| Records for the task |
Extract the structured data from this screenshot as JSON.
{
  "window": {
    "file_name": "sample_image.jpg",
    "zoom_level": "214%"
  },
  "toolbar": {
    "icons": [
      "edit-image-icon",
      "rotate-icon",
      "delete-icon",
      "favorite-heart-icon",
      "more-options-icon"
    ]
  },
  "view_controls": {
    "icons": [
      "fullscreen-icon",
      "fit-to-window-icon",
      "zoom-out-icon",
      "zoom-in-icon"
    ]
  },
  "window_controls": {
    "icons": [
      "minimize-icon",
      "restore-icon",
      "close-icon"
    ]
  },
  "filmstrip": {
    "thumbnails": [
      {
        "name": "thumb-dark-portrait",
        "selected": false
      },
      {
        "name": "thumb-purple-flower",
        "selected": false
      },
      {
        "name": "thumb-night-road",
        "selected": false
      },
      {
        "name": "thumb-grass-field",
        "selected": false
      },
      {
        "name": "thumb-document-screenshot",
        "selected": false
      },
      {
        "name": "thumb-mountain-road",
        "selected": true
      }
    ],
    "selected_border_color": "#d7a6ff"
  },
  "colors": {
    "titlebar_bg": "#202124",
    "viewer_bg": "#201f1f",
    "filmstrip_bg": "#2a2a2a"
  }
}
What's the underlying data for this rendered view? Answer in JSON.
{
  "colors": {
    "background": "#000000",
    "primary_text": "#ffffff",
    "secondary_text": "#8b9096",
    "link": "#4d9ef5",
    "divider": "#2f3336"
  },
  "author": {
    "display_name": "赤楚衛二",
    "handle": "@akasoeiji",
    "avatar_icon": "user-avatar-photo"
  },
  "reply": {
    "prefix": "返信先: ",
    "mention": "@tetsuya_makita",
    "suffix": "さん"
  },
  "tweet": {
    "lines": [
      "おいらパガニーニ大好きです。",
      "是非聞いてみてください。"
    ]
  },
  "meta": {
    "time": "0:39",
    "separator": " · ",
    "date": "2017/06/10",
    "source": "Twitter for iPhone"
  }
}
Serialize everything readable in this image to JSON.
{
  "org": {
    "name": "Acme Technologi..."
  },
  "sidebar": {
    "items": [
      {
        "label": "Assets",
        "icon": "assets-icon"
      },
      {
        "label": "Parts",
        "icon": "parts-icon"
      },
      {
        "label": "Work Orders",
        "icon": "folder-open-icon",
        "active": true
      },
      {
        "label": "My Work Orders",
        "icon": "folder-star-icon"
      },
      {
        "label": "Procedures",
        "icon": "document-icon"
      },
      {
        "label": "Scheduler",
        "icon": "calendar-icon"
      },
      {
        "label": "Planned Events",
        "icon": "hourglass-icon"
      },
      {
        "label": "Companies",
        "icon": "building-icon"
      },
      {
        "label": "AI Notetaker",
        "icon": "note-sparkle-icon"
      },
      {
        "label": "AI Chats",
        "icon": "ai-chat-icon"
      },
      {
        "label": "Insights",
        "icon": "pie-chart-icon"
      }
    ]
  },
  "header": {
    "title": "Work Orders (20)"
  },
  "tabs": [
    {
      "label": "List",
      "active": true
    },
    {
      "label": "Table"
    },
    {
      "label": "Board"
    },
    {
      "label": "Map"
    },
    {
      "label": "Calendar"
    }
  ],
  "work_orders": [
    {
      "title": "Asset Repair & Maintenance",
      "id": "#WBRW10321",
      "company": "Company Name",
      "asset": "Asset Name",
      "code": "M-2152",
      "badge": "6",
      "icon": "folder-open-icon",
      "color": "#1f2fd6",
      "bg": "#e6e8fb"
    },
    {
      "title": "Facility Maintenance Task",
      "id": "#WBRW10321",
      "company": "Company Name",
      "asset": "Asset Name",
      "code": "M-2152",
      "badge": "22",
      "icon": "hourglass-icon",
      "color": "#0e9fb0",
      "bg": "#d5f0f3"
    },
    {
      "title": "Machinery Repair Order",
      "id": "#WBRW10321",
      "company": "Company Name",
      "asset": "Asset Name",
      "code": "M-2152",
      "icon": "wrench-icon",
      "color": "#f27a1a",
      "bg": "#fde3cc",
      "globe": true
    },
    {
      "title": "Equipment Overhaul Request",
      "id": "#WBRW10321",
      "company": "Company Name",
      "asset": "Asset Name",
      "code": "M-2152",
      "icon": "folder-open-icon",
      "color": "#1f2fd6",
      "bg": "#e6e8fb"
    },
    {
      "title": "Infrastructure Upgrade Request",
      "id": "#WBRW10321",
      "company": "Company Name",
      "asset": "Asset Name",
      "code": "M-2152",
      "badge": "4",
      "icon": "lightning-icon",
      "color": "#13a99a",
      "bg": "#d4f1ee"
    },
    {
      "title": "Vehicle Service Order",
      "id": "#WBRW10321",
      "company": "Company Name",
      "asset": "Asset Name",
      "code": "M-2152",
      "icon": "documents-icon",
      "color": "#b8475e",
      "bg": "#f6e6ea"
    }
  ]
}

| Exercise aim |
Output the listing above exactly as it appears.

| The solution |
Extract the structured data from this screenshot as JSON.
{
  "window": {
    "file_name": "sample_image.jpg",
    "zoom_level": "214%"
  },
  "toolbar": {
    "icons": [
      "edit-image-icon",
      "rotate-icon",
      "delete-icon",
      "favorite-heart-icon",
      "more-options-icon"
    ]
  },
  "view_controls": {
    "icons": [
      "fullscreen-icon",
      "fit-to-window-icon",
      "zoom-out-icon",
      "zoom-in-icon"
    ]
  },
  "window_controls": {
    "icons": [
      "minimize-icon",
      "restore-icon",
      "close-icon"
    ]
  },
  "filmstrip": {
    "thumbnails": [
      {
        "name": "thumb-dark-portrait",
        "selected": false
      },
      {
        "name": "thumb-purple-flower",
        "selected": false
      },
      {
        "name": "thumb-night-road",
        "selected": false
      },
      {
        "name": "thumb-grass-field",
        "selected": false
      },
      {
        "name": "thumb-document-screenshot",
        "selected": false
      },
      {
        "name": "thumb-mountain-road",
        "selected": true
      }
    ],
    "selected_border_color": "#d7a6ff"
  },
  "colors": {
    "titlebar_bg": "#202124",
    "viewer_bg": "#201f1f",
    "filmstrip_bg": "#2a2a2a"
  }
}
What's the underlying data for this rendered view? Answer in JSON.
{
  "colors": {
    "background": "#000000",
    "primary_text": "#ffffff",
    "secondary_text": "#8b9096",
    "link": "#4d9ef5",
    "divider": "#2f3336"
  },
  "author": {
    "display_name": "赤楚衛二",
    "handle": "@akasoeiji",
    "avatar_icon": "user-avatar-photo"
  },
  "reply": {
    "prefix": "返信先: ",
    "mention": "@tetsuya_makita",
    "suffix": "さん"
  },
  "tweet": {
    "lines": [
      "おいらパガニーニ大好きです。",
      "是非聞いてみてください。"
    ]
  },
  "meta": {
    "time": "0:39",
    "separator": " · ",
    "date": "2017/06/10",
    "source": "Twitter for iPhone"
  }
}
Serialize everything readable in this image to JSON.
{
  "org": {
    "name": "Acme Technologi..."
  },
  "sidebar": {
    "items": [
      {
        "label": "Assets",
        "icon": "assets-icon"
      },
      {
        "label": "Parts",
        "icon": "parts-icon"
      },
      {
        "label": "Work Orders",
        "icon": "folder-open-icon",
        "active": true
      },
      {
        "label": "My Work Orders",
        "icon": "folder-star-icon"
      },
      {
        "label": "Procedures",
        "icon": "document-icon"
      },
      {
        "label": "Scheduler",
        "icon": "calendar-icon"
      },
      {
        "label": "Planned Events",
        "icon": "hourglass-icon"
      },
      {
        "label": "Companies",
        "icon": "building-icon"
      },
      {
        "label": "AI Notetaker",
        "icon": "note-sparkle-icon"
      },
      {
        "label": "AI Chats",
        "icon": "ai-chat-icon"
      },
      {
        "label": "Insights",
        "icon": "pie-chart-icon"
      }
    ]
  },
  "header": {
    "title": "Work Orders (20)"
  },
  "tabs": [
    {
      "label": "List",
      "active": true
    },
    {
      "label": "Table"
    },
    {
      "label": "Board"
    },
    {
      "label": "Map"
    },
    {
      "label": "Calendar"
    }
  ],
  "work_orders": [
    {
      "title": "Asset Repair & Maintenance",
      "id": "#WBRW10321",
      "company": "Company Name",
      "asset": "Asset Name",
      "code": "M-2152",
      "badge": "6",
      "icon": "folder-open-icon",
      "color": "#1f2fd6",
      "bg": "#e6e8fb"
    },
    {
      "title": "Facility Maintenance Task",
      "id": "#WBRW10321",
      "company": "Company Name",
      "asset": "Asset Name",
      "code": "M-2152",
      "badge": "22",
      "icon": "hourglass-icon",
      "color": "#0e9fb0",
      "bg": "#d5f0f3"
    },
    {
      "title": "Machinery Repair Order",
      "id": "#WBRW10321",
      "company": "Company Name",
      "asset": "Asset Name",
      "code": "M-2152",
      "icon": "wrench-icon",
      "color": "#f27a1a",
      "bg": "#fde3cc",
      "globe": true
    },
    {
      "title": "Equipment Overhaul Request",
      "id": "#WBRW10321",
      "company": "Company Name",
      "asset": "Asset Name",
      "code": "M-2152",
      "icon": "folder-open-icon",
      "color": "#1f2fd6",
      "bg": "#e6e8fb"
    },
    {
      "title": "Infrastructure Upgrade Request",
      "id": "#WBRW10321",
      "company": "Company Name",
      "asset": "Asset Name",
      "code": "M-2152",
      "badge": "4",
      "icon": "lightning-icon",
      "color": "#13a99a",
      "bg": "#d4f1ee"
    },
    {
      "title": "Vehicle Service Order",
      "id": "#WBRW10321",
      "company": "Company Name",
      "asset": "Asset Name",
      "code": "M-2152",
      "icon": "documents-icon",
      "color": "#b8475e",
      "bg": "#f6e6ea"
    }
  ]
}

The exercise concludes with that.